• _Description of the task_
From the entries below, copy every line where the string "call" appears.
>> BEGIN
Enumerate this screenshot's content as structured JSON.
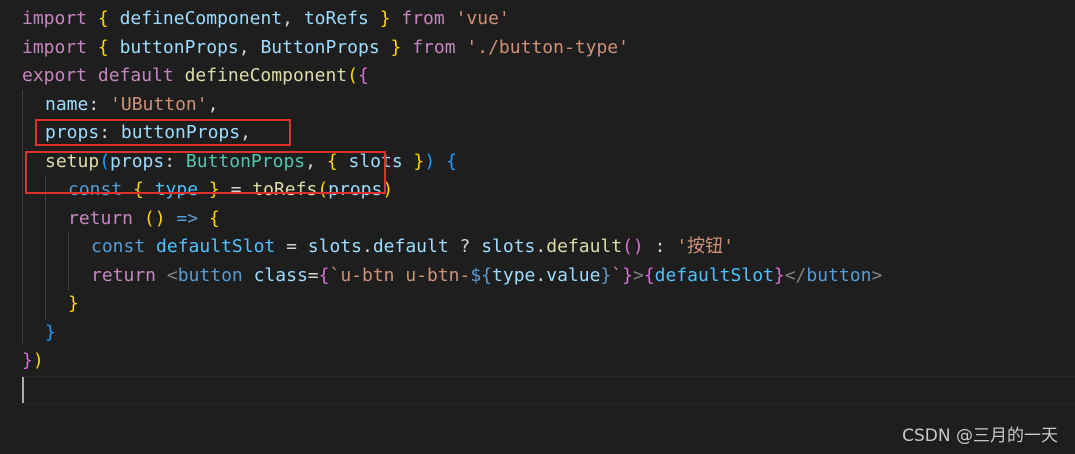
{
  "code": {
    "l1": {
      "import": "import",
      "ob": "{",
      "a": "defineComponent",
      "comma": ",",
      "b": "toRefs",
      "cb": "}",
      "from": "from",
      "src": "'vue'"
    },
    "l2": {
      "import": "import",
      "ob": "{",
      "a": "buttonProps",
      "comma": ",",
      "b": "ButtonProps",
      "cb": "}",
      "from": "from",
      "src": "'./button-type'"
    },
    "l3": {
      "export": "export",
      "default": "default",
      "fn": "defineComponent",
      "op": "(",
      "ob": "{"
    },
    "l4": {
      "key": "name",
      "colon": ":",
      "val": "'UButton'",
      "comma": ","
    },
    "l5": {
      "key": "props",
      "colon": ":",
      "val": "buttonProps",
      "comma": ","
    },
    "l6": {
      "fn": "setup",
      "op": "(",
      "param": "props",
      "colon": ":",
      "type": "ButtonProps",
      "comma": ",",
      "ob": "{",
      "slots": "slots",
      "cb": "}",
      "cp": ")",
      "body": "{"
    },
    "l7": {
      "const": "const",
      "ob": "{",
      "var": "type",
      "cb": "}",
      "eq": "=",
      "fn": "toRefs",
      "op": "(",
      "arg": "props",
      "cp": ")"
    },
    "l8": {
      "return": "return",
      "paren": "()",
      "arrow": "=>",
      "ob": "{"
    },
    "l9": {
      "const": "const",
      "var": "defaultSlot",
      "eq": "=",
      "obj1": "slots",
      "dot1": ".",
      "prop1": "default",
      "q": "?",
      "obj2": "slots",
      "dot2": ".",
      "fn": "default",
      "call": "()",
      "colon": ":",
      "str": "'按钮'"
    },
    "l10": {
      "return": "return",
      "lt": "<",
      "tag": "button",
      "attr": "class",
      "eq": "=",
      "ob": "{",
      "tick": "`",
      "tpl": "u-btn u-btn-",
      "dollar": "${",
      "obj": "type",
      "dot": ".",
      "prop": "value",
      "close": "}",
      "tick2": "`",
      "cb": "}",
      "gt": ">",
      "ob2": "{",
      "child": "defaultSlot",
      "cb2": "}",
      "endtag": "</",
      "tag2": "button",
      "gt2": ">"
    },
    "l11": {
      "cb": "}"
    },
    "l12": {
      "cb": "}"
    },
    "l13": {
      "cb": "}",
      "cp": ")"
    }
  },
  "watermark": "CSDN @三月的一天",
  "colors": {
    "background": "#1e1e1e",
    "highlight_box": "#e0302a"
  }
}
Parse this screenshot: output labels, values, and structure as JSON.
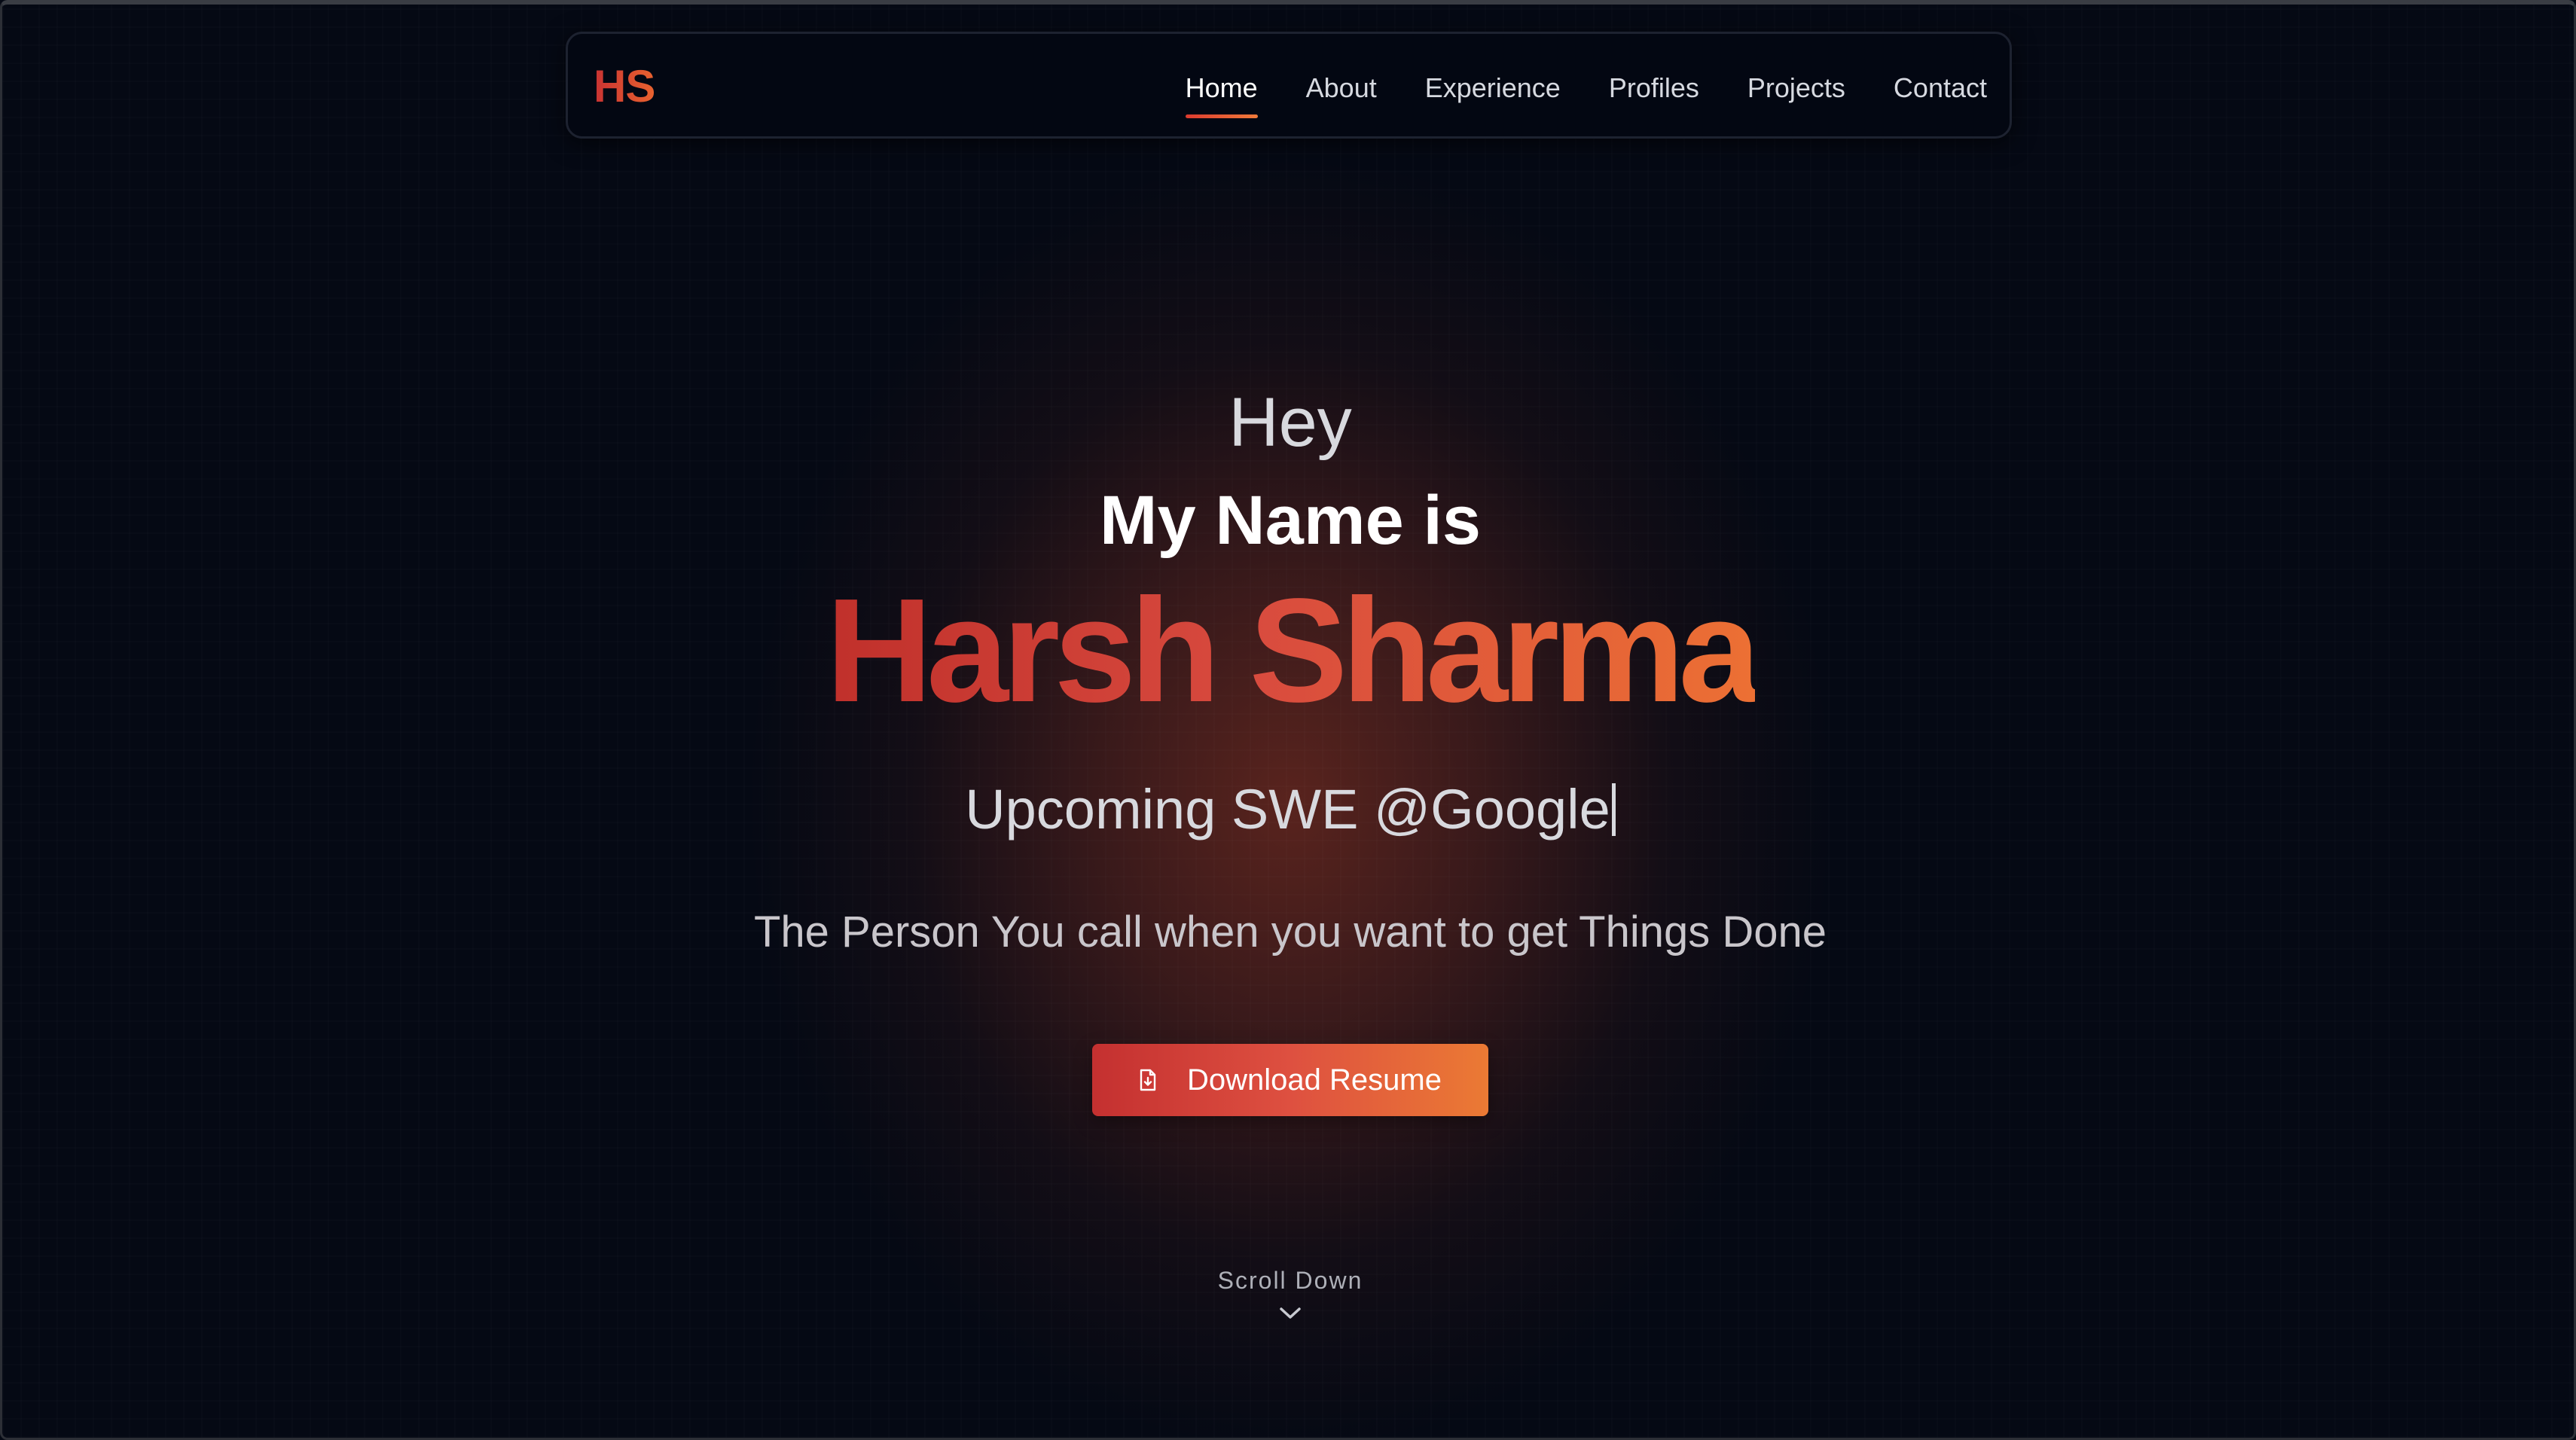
{
  "brand": {
    "logo": "HS",
    "accent_start": "#c83232",
    "accent_end": "#e8622f"
  },
  "nav": {
    "items": [
      {
        "label": "Home",
        "active": true
      },
      {
        "label": "About",
        "active": false
      },
      {
        "label": "Experience",
        "active": false
      },
      {
        "label": "Profiles",
        "active": false
      },
      {
        "label": "Projects",
        "active": false
      },
      {
        "label": "Contact",
        "active": false
      }
    ]
  },
  "hero": {
    "greeting": "Hey",
    "intro": "My Name is",
    "name": "Harsh Sharma",
    "role": "Upcoming SWE @Google",
    "tagline": "The Person You call when you want to get Things Done",
    "cta_label": "Download Resume",
    "cta_icon": "file-download-icon",
    "scroll_label": "Scroll Down",
    "scroll_icon": "chevron-down-icon"
  },
  "colors": {
    "background": "#050914",
    "navbar_bg": "#030712",
    "glow": "#6e2a20"
  }
}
>> END
• _Response_
      "call": "()",
    "tagline": "The Person You call when you want to get Things Done",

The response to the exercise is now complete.